Items from a dataset
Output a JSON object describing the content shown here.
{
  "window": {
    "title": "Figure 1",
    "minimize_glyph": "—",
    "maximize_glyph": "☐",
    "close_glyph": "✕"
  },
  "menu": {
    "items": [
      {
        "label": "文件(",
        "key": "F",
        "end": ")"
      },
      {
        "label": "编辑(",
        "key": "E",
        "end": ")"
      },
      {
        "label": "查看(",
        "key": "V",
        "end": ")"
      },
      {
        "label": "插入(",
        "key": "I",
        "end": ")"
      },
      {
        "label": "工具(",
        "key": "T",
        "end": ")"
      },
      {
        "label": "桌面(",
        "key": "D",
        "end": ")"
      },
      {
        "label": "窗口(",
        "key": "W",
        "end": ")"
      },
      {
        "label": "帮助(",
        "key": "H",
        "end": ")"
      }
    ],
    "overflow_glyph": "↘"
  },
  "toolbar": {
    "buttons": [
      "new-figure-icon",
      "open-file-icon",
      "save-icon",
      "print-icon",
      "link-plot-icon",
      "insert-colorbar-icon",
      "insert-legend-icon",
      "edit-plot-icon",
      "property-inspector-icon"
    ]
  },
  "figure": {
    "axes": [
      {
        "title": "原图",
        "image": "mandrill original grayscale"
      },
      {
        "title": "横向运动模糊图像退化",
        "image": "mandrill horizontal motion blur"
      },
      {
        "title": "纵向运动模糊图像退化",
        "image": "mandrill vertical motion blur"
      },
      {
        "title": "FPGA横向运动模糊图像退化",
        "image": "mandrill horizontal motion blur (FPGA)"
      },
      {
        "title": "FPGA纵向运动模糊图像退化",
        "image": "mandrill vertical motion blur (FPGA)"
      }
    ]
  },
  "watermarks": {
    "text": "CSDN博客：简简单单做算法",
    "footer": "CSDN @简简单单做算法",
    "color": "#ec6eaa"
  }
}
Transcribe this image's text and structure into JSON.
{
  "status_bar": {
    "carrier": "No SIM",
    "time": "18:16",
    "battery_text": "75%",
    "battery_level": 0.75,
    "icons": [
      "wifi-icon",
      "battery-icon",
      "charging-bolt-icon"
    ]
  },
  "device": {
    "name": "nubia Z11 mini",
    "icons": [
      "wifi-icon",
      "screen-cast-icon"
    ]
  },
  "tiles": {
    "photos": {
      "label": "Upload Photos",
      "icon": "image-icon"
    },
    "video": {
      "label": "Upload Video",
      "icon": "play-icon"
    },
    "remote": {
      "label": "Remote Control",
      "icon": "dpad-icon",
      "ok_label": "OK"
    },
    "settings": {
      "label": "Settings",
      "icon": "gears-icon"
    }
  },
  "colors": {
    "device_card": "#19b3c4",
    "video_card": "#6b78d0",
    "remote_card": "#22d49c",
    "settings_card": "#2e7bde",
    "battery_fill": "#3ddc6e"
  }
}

■ **Exercise task**
How many lines in the records above contain the word "title"? Reply with the number and nothing more.

■ **Exercise result**
6